→ Task directions
Please retype the records below exactly, leaving out any pictures.

→ Source records

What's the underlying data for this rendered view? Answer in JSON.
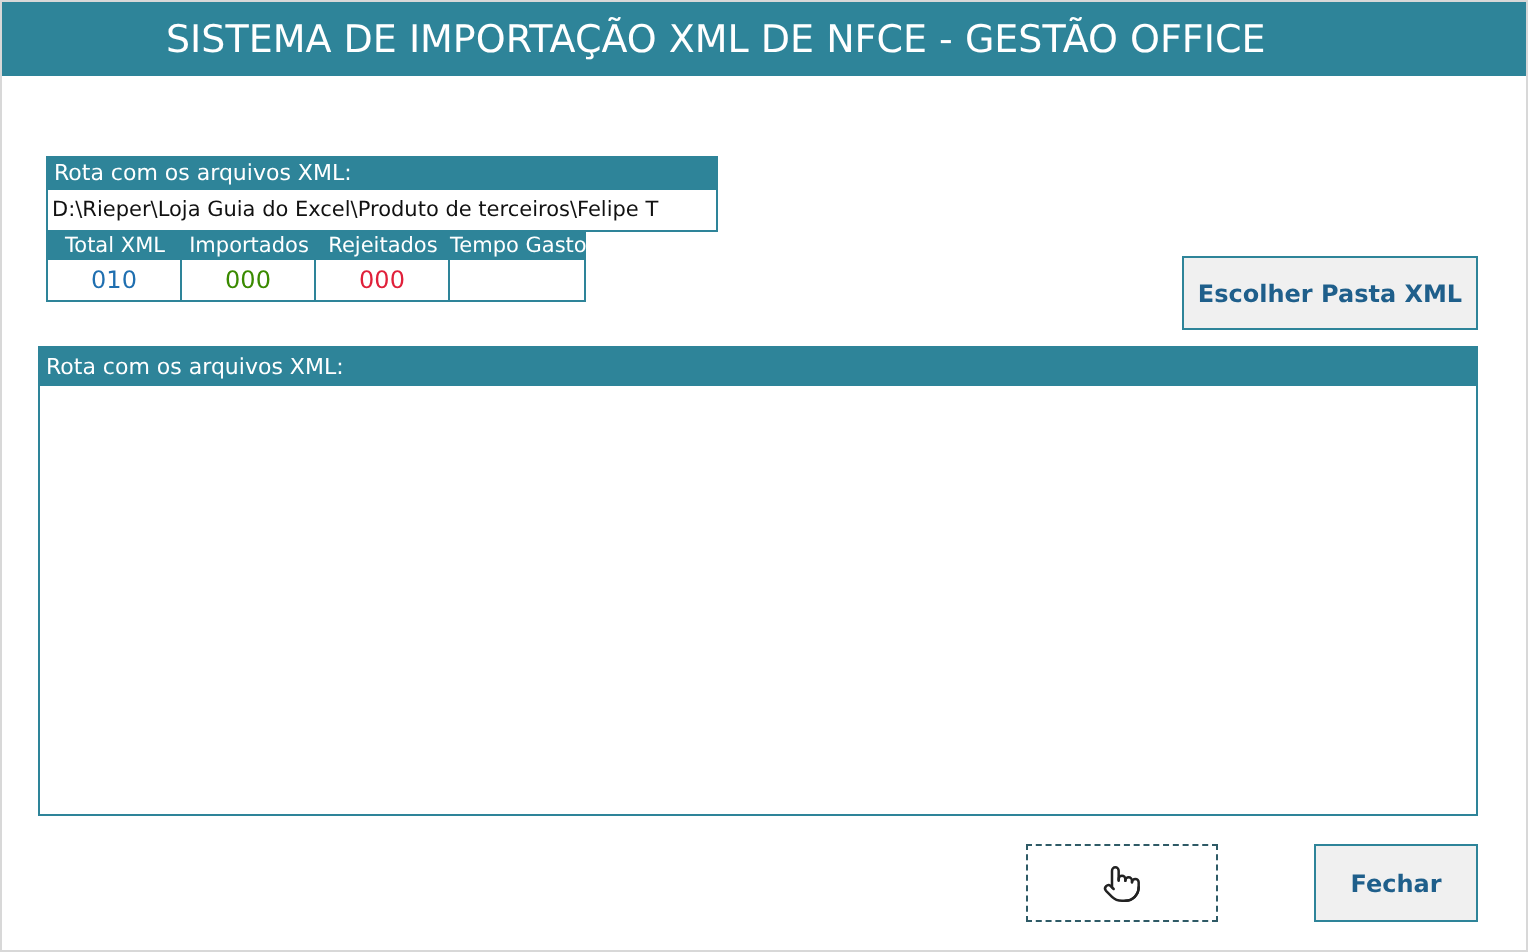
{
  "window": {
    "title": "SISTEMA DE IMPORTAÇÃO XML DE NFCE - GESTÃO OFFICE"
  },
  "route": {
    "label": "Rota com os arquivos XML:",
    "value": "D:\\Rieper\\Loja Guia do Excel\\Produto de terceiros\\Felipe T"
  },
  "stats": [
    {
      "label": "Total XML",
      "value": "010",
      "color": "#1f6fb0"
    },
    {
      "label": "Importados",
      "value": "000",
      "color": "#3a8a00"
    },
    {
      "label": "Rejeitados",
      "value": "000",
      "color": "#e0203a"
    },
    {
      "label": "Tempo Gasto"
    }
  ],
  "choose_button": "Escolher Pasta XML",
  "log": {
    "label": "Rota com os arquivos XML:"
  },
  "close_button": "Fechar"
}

→ Answer to this exercise
What's the underlying data for this rendered view? Answer in JSON.
{
  "window": {
    "title": "SISTEMA DE IMPORTAÇÃO XML DE NFCE - GESTÃO OFFICE"
  },
  "route": {
    "label": "Rota com os arquivos XML:",
    "value": "D:\\Rieper\\Loja Guia do Excel\\Produto de terceiros\\Felipe T"
  },
  "stats": [
    {
      "label": "Total XML",
      "value": "010",
      "color": "#1f6fb0"
    },
    {
      "label": "Importados",
      "value": "000",
      "color": "#3a8a00"
    },
    {
      "label": "Rejeitados",
      "value": "000",
      "color": "#e0203a"
    },
    {
      "label": "Tempo Gasto"
    }
  ],
  "choose_button": "Escolher Pasta XML",
  "log": {
    "label": "Rota com os arquivos XML:"
  },
  "close_button": "Fechar"
}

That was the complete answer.